───── Dataset

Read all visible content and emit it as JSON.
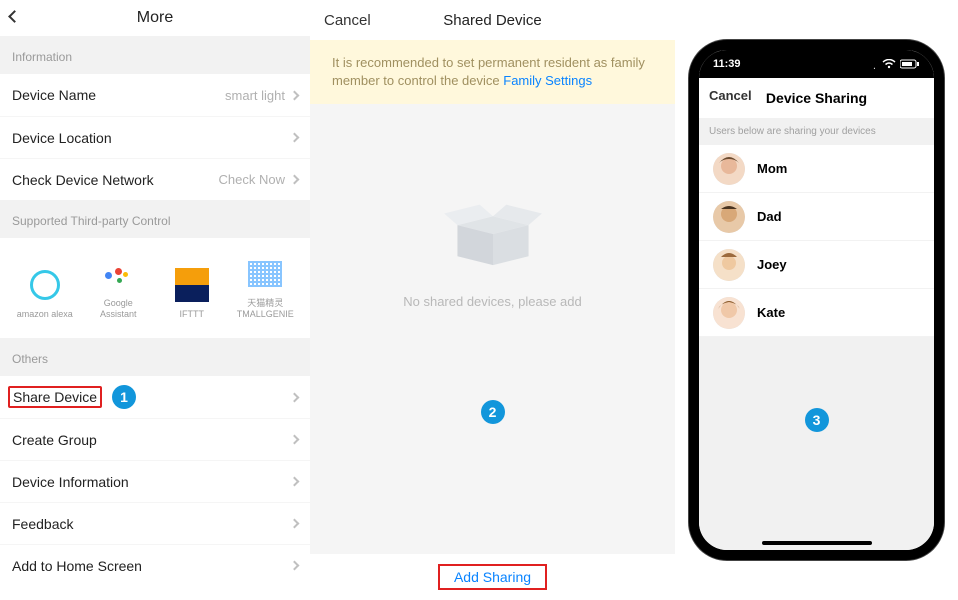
{
  "panel1": {
    "title": "More",
    "sections": {
      "information_label": "Information",
      "device_name_label": "Device Name",
      "device_name_value": "smart light",
      "device_location_label": "Device Location",
      "check_network_label": "Check Device Network",
      "check_network_value": "Check Now",
      "third_party_label": "Supported Third-party Control",
      "others_label": "Others"
    },
    "integrations": [
      {
        "name": "amazon alexa"
      },
      {
        "name": "Google Assistant"
      },
      {
        "name": "IFTTT"
      },
      {
        "name": "天猫精灵\nTMALLGENIE"
      }
    ],
    "others_items": [
      {
        "label": "Share Device",
        "highlighted": true
      },
      {
        "label": "Create Group"
      },
      {
        "label": "Device Information"
      },
      {
        "label": "Feedback"
      },
      {
        "label": "Add to Home Screen"
      }
    ],
    "badge": "1"
  },
  "panel2": {
    "cancel": "Cancel",
    "title": "Shared Device",
    "banner_text": "It is recommended to set permanent resident as family member to control the device ",
    "banner_link": "Family Settings",
    "empty_text": "No shared devices, please add",
    "add_button": "Add Sharing",
    "badge": "2"
  },
  "panel3": {
    "status_time": "11:39",
    "cancel": "Cancel",
    "title": "Device Sharing",
    "subhead": "Users below are sharing your devices",
    "users": [
      {
        "name": "Mom"
      },
      {
        "name": "Dad"
      },
      {
        "name": "Joey"
      },
      {
        "name": "Kate"
      }
    ],
    "badge": "3"
  }
}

──────────

> _Aim_: Go through the records above, find every line with the word "title", and list those lines.

> _Expected output_:
    "title": "More",
    "title": "Shared Device",
    "title": "Device Sharing",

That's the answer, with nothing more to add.